▶ _EXERCISE BRIEF_: All of the material below is to be repeated exactly.

[Saved entries]
..........

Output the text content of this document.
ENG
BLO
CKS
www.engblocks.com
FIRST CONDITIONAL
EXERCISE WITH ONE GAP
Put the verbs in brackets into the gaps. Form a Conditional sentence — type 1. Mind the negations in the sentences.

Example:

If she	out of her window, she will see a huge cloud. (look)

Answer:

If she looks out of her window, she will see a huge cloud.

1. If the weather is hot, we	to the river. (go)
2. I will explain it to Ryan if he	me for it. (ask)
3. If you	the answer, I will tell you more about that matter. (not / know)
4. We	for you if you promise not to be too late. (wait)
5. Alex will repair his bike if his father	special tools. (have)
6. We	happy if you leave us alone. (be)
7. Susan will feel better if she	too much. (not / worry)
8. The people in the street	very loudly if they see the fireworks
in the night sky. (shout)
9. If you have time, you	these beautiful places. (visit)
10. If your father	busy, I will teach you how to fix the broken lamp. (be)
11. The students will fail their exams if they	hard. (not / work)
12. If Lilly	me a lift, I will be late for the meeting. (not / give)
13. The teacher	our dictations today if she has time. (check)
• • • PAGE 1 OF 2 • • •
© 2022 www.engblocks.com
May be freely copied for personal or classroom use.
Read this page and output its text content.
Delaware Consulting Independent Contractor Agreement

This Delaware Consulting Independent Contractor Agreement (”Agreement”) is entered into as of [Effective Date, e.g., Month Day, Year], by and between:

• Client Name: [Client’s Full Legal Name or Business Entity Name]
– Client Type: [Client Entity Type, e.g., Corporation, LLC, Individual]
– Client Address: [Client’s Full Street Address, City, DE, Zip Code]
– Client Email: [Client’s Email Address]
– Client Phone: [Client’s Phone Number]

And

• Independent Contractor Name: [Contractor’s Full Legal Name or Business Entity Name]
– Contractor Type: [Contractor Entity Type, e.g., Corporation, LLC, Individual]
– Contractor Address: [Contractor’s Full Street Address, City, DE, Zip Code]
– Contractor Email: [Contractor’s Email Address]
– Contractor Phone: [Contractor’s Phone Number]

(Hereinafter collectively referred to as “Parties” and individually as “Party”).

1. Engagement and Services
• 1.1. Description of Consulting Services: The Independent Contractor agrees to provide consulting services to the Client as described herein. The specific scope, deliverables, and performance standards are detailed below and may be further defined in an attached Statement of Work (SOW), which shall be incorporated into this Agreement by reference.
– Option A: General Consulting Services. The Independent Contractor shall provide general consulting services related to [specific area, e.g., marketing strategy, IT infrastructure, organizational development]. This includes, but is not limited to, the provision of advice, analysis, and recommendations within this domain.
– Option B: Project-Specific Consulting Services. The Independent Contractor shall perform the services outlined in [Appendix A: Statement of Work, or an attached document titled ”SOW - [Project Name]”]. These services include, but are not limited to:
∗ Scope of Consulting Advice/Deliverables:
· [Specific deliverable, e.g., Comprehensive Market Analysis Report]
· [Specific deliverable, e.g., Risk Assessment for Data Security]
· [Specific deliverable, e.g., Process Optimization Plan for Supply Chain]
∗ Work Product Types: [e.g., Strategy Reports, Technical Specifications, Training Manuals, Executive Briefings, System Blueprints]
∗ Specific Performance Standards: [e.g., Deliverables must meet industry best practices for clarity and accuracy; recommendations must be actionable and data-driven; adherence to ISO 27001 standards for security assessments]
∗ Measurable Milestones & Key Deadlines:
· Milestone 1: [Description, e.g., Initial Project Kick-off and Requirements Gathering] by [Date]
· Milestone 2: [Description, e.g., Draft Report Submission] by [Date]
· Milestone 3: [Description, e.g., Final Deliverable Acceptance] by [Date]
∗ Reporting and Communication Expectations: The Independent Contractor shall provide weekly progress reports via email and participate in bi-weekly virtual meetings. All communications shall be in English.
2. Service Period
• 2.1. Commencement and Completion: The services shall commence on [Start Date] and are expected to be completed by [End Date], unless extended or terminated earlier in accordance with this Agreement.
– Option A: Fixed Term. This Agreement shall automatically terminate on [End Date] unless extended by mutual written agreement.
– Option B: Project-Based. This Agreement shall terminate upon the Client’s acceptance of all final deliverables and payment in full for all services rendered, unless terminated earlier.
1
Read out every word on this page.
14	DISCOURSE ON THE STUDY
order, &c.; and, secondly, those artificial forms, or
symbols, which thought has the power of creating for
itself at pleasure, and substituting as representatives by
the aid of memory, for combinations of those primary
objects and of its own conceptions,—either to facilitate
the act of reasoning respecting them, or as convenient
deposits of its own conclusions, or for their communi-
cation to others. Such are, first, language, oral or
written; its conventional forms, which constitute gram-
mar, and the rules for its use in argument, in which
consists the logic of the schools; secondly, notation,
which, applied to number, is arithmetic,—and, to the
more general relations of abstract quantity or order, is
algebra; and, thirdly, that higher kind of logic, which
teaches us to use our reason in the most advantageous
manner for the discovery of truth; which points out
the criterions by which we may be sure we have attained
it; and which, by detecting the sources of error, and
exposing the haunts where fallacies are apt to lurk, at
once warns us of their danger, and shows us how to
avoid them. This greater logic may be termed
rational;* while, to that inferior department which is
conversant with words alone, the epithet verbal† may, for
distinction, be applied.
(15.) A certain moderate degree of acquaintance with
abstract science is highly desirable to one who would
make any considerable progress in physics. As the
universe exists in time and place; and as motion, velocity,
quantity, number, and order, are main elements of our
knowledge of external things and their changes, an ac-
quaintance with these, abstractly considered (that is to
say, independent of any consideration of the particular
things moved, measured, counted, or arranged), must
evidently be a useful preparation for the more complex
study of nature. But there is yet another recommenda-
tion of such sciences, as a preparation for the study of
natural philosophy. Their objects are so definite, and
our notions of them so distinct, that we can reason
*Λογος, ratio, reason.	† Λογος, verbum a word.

..........

▶ _THE SOLUTION_:
Output the text content of this document.
ENG
BLO
CKS
www.engblocks.com
FIRST CONDITIONAL
EXERCISE WITH ONE GAP
Put the verbs in brackets into the gaps. Form a Conditional sentence — type 1. Mind the negations in the sentences.

Example:

If she	out of her window, she will see a huge cloud. (look)

Answer:

If she looks out of her window, she will see a huge cloud.

1. If the weather is hot, we	to the river. (go)
2. I will explain it to Ryan if he	me for it. (ask)
3. If you	the answer, I will tell you more about that matter. (not / know)
4. We	for you if you promise not to be too late. (wait)
5. Alex will repair his bike if his father	special tools. (have)
6. We	happy if you leave us alone. (be)
7. Susan will feel better if she	too much. (not / worry)
8. The people in the street	very loudly if they see the fireworks
in the night sky. (shout)
9. If you have time, you	these beautiful places. (visit)
10. If your father	busy, I will teach you how to fix the broken lamp. (be)
11. The students will fail their exams if they	hard. (not / work)
12. If Lilly	me a lift, I will be late for the meeting. (not / give)
13. The teacher	our dictations today if she has time. (check)
• • • PAGE 1 OF 2 • • •
© 2022 www.engblocks.com
May be freely copied for personal or classroom use.
Read this page and output its text content.
Delaware Consulting Independent Contractor Agreement

This Delaware Consulting Independent Contractor Agreement (”Agreement”) is entered into as of [Effective Date, e.g., Month Day, Year], by and between:

• Client Name: [Client’s Full Legal Name or Business Entity Name]
– Client Type: [Client Entity Type, e.g., Corporation, LLC, Individual]
– Client Address: [Client’s Full Street Address, City, DE, Zip Code]
– Client Email: [Client’s Email Address]
– Client Phone: [Client’s Phone Number]

And

• Independent Contractor Name: [Contractor’s Full Legal Name or Business Entity Name]
– Contractor Type: [Contractor Entity Type, e.g., Corporation, LLC, Individual]
– Contractor Address: [Contractor’s Full Street Address, City, DE, Zip Code]
– Contractor Email: [Contractor’s Email Address]
– Contractor Phone: [Contractor’s Phone Number]

(Hereinafter collectively referred to as “Parties” and individually as “Party”).

1. Engagement and Services
• 1.1. Description of Consulting Services: The Independent Contractor agrees to provide consulting services to the Client as described herein. The specific scope, deliverables, and performance standards are detailed below and may be further defined in an attached Statement of Work (SOW), which shall be incorporated into this Agreement by reference.
– Option A: General Consulting Services. The Independent Contractor shall provide general consulting services related to [specific area, e.g., marketing strategy, IT infrastructure, organizational development]. This includes, but is not limited to, the provision of advice, analysis, and recommendations within this domain.
– Option B: Project-Specific Consulting Services. The Independent Contractor shall perform the services outlined in [Appendix A: Statement of Work, or an attached document titled ”SOW - [Project Name]”]. These services include, but are not limited to:
∗ Scope of Consulting Advice/Deliverables:
· [Specific deliverable, e.g., Comprehensive Market Analysis Report]
· [Specific deliverable, e.g., Risk Assessment for Data Security]
· [Specific deliverable, e.g., Process Optimization Plan for Supply Chain]
∗ Work Product Types: [e.g., Strategy Reports, Technical Specifications, Training Manuals, Executive Briefings, System Blueprints]
∗ Specific Performance Standards: [e.g., Deliverables must meet industry best practices for clarity and accuracy; recommendations must be actionable and data-driven; adherence to ISO 27001 standards for security assessments]
∗ Measurable Milestones & Key Deadlines:
· Milestone 1: [Description, e.g., Initial Project Kick-off and Requirements Gathering] by [Date]
· Milestone 2: [Description, e.g., Draft Report Submission] by [Date]
· Milestone 3: [Description, e.g., Final Deliverable Acceptance] by [Date]
∗ Reporting and Communication Expectations: The Independent Contractor shall provide weekly progress reports via email and participate in bi-weekly virtual meetings. All communications shall be in English.
2. Service Period
• 2.1. Commencement and Completion: The services shall commence on [Start Date] and are expected to be completed by [End Date], unless extended or terminated earlier in accordance with this Agreement.
– Option A: Fixed Term. This Agreement shall automatically terminate on [End Date] unless extended by mutual written agreement.
– Option B: Project-Based. This Agreement shall terminate upon the Client’s acceptance of all final deliverables and payment in full for all services rendered, unless terminated earlier.
1
Read out every word on this page.
14	DISCOURSE ON THE STUDY
order, &c.; and, secondly, those artificial forms, or
symbols, which thought has the power of creating for
itself at pleasure, and substituting as representatives by
the aid of memory, for combinations of those primary
objects and of its own conceptions,—either to facilitate
the act of reasoning respecting them, or as convenient
deposits of its own conclusions, or for their communi-
cation to others. Such are, first, language, oral or
written; its conventional forms, which constitute gram-
mar, and the rules for its use in argument, in which
consists the logic of the schools; secondly, notation,
which, applied to number, is arithmetic,—and, to the
more general relations of abstract quantity or order, is
algebra; and, thirdly, that higher kind of logic, which
teaches us to use our reason in the most advantageous
manner for the discovery of truth; which points out
the criterions by which we may be sure we have attained
it; and which, by detecting the sources of error, and
exposing the haunts where fallacies are apt to lurk, at
once warns us of their danger, and shows us how to
avoid them. This greater logic may be termed
rational;* while, to that inferior department which is
conversant with words alone, the epithet verbal† may, for
distinction, be applied.
(15.) A certain moderate degree of acquaintance with
abstract science is highly desirable to one who would
make any considerable progress in physics. As the
universe exists in time and place; and as motion, velocity,
quantity, number, and order, are main elements of our
knowledge of external things and their changes, an ac-
quaintance with these, abstractly considered (that is to
say, independent of any consideration of the particular
things moved, measured, counted, or arranged), must
evidently be a useful preparation for the more complex
study of nature. But there is yet another recommenda-
tion of such sciences, as a preparation for the study of
natural philosophy. Their objects are so definite, and
our notions of them so distinct, that we can reason
*Λογος, ratio, reason.	† Λογος, verbum a word.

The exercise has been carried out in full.